**THE PROBLEM**
Exact reproduction of the data is required, with images excluded.

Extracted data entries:
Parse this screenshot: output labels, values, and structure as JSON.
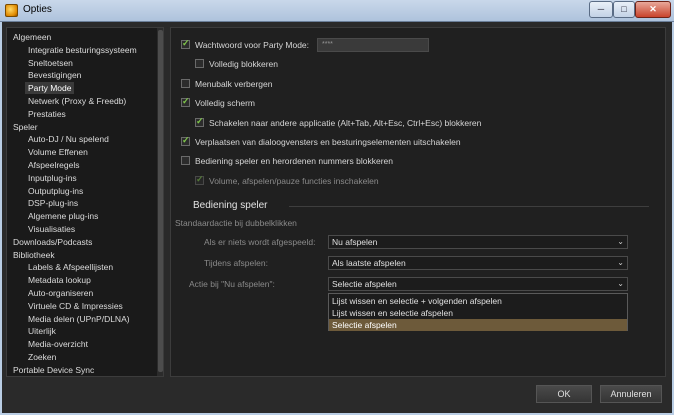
{
  "window": {
    "title": "Opties",
    "minimize": "─",
    "maximize": "□",
    "close": "✕"
  },
  "sidebar": {
    "items": [
      {
        "label": "Algemeen",
        "level": 0
      },
      {
        "label": "Integratie besturingssysteem",
        "level": 1
      },
      {
        "label": "Sneltoetsen",
        "level": 1
      },
      {
        "label": "Bevestigingen",
        "level": 1
      },
      {
        "label": "Party Mode",
        "level": 1,
        "selected": true
      },
      {
        "label": "Netwerk (Proxy & Freedb)",
        "level": 1
      },
      {
        "label": "Prestaties",
        "level": 1
      },
      {
        "label": "Speler",
        "level": 0
      },
      {
        "label": "Auto-DJ / Nu spelend",
        "level": 1
      },
      {
        "label": "Volume Effenen",
        "level": 1
      },
      {
        "label": "Afspeelregels",
        "level": 1
      },
      {
        "label": "Inputplug-ins",
        "level": 1
      },
      {
        "label": "Outputplug-ins",
        "level": 1
      },
      {
        "label": "DSP-plug-ins",
        "level": 1
      },
      {
        "label": "Algemene plug-ins",
        "level": 1
      },
      {
        "label": "Visualisaties",
        "level": 1
      },
      {
        "label": "Downloads/Podcasts",
        "level": 0
      },
      {
        "label": "Bibliotheek",
        "level": 0
      },
      {
        "label": "Labels & Afspeellijsten",
        "level": 1
      },
      {
        "label": "Metadata lookup",
        "level": 1
      },
      {
        "label": "Auto-organiseren",
        "level": 1
      },
      {
        "label": "Virtuele CD & Impressies",
        "level": 1
      },
      {
        "label": "Media delen (UPnP/DLNA)",
        "level": 1
      },
      {
        "label": "Uiterlijk",
        "level": 1
      },
      {
        "label": "Media-overzicht",
        "level": 1
      },
      {
        "label": "Zoeken",
        "level": 1
      },
      {
        "label": "Portable Device Sync",
        "level": 0
      }
    ]
  },
  "party_mode": {
    "password_label": "Wachtwoord voor Party Mode:",
    "password_value": "****",
    "full_lock": "Volledig blokkeren",
    "hide_menubar": "Menubalk verbergen",
    "fullscreen": "Volledig scherm",
    "block_switch": "Schakelen naar andere applicatie (Alt+Tab, Alt+Esc, Ctrl+Esc) blokkeren",
    "disable_move": "Verplaatsen van dialoogvensters en besturingselementen uitschakelen",
    "block_reorder": "Bediening speler en herordenen nummers blokkeren",
    "volume_functions": "Volume, afspelen/pauze functies inschakelen"
  },
  "player_control": {
    "section_title": "Bediening speler",
    "default_action": "Standaardactie bij dubbelklikken",
    "when_idle_label": "Als er niets wordt afgespeeld:",
    "when_idle_value": "Nu afspelen",
    "when_playing_label": "Tijdens afspelen:",
    "when_playing_value": "Als laatste afspelen",
    "play_now_label": "Actie bij \"Nu afspelen\":",
    "play_now_value": "Selectie afspelen",
    "play_now_options": [
      "Lijst wissen en selectie + volgenden afspelen",
      "Lijst wissen en selectie afspelen",
      "Selectie afspelen"
    ],
    "highlighted_option": 2
  },
  "footer": {
    "ok": "OK",
    "cancel": "Annuleren"
  },
  "colors": {
    "background": "#2a2a2a",
    "highlight": "#6d5a3a",
    "check": "#7fc74a"
  },
  "icons": {
    "app": "app-logo-icon",
    "checkbox": "checkmark-icon",
    "dropdown": "chevron-down-icon"
  }
}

**WRITTEN SOLUTION**
Parse this screenshot: output labels, values, and structure as JSON.
{
  "window": {
    "title": "Opties",
    "minimize": "─",
    "maximize": "□",
    "close": "✕"
  },
  "sidebar": {
    "items": [
      {
        "label": "Algemeen",
        "level": 0
      },
      {
        "label": "Integratie besturingssysteem",
        "level": 1
      },
      {
        "label": "Sneltoetsen",
        "level": 1
      },
      {
        "label": "Bevestigingen",
        "level": 1
      },
      {
        "label": "Party Mode",
        "level": 1,
        "selected": true
      },
      {
        "label": "Netwerk (Proxy & Freedb)",
        "level": 1
      },
      {
        "label": "Prestaties",
        "level": 1
      },
      {
        "label": "Speler",
        "level": 0
      },
      {
        "label": "Auto-DJ / Nu spelend",
        "level": 1
      },
      {
        "label": "Volume Effenen",
        "level": 1
      },
      {
        "label": "Afspeelregels",
        "level": 1
      },
      {
        "label": "Inputplug-ins",
        "level": 1
      },
      {
        "label": "Outputplug-ins",
        "level": 1
      },
      {
        "label": "DSP-plug-ins",
        "level": 1
      },
      {
        "label": "Algemene plug-ins",
        "level": 1
      },
      {
        "label": "Visualisaties",
        "level": 1
      },
      {
        "label": "Downloads/Podcasts",
        "level": 0
      },
      {
        "label": "Bibliotheek",
        "level": 0
      },
      {
        "label": "Labels & Afspeellijsten",
        "level": 1
      },
      {
        "label": "Metadata lookup",
        "level": 1
      },
      {
        "label": "Auto-organiseren",
        "level": 1
      },
      {
        "label": "Virtuele CD & Impressies",
        "level": 1
      },
      {
        "label": "Media delen (UPnP/DLNA)",
        "level": 1
      },
      {
        "label": "Uiterlijk",
        "level": 1
      },
      {
        "label": "Media-overzicht",
        "level": 1
      },
      {
        "label": "Zoeken",
        "level": 1
      },
      {
        "label": "Portable Device Sync",
        "level": 0
      }
    ]
  },
  "party_mode": {
    "password_label": "Wachtwoord voor Party Mode:",
    "password_value": "****",
    "full_lock": "Volledig blokkeren",
    "hide_menubar": "Menubalk verbergen",
    "fullscreen": "Volledig scherm",
    "block_switch": "Schakelen naar andere applicatie (Alt+Tab, Alt+Esc, Ctrl+Esc) blokkeren",
    "disable_move": "Verplaatsen van dialoogvensters en besturingselementen uitschakelen",
    "block_reorder": "Bediening speler en herordenen nummers blokkeren",
    "volume_functions": "Volume, afspelen/pauze functies inschakelen"
  },
  "player_control": {
    "section_title": "Bediening speler",
    "default_action": "Standaardactie bij dubbelklikken",
    "when_idle_label": "Als er niets wordt afgespeeld:",
    "when_idle_value": "Nu afspelen",
    "when_playing_label": "Tijdens afspelen:",
    "when_playing_value": "Als laatste afspelen",
    "play_now_label": "Actie bij \"Nu afspelen\":",
    "play_now_value": "Selectie afspelen",
    "play_now_options": [
      "Lijst wissen en selectie + volgenden afspelen",
      "Lijst wissen en selectie afspelen",
      "Selectie afspelen"
    ],
    "highlighted_option": 2
  },
  "footer": {
    "ok": "OK",
    "cancel": "Annuleren"
  },
  "colors": {
    "background": "#2a2a2a",
    "highlight": "#6d5a3a",
    "check": "#7fc74a"
  },
  "icons": {
    "app": "app-logo-icon",
    "checkbox": "checkmark-icon",
    "dropdown": "chevron-down-icon"
  }
}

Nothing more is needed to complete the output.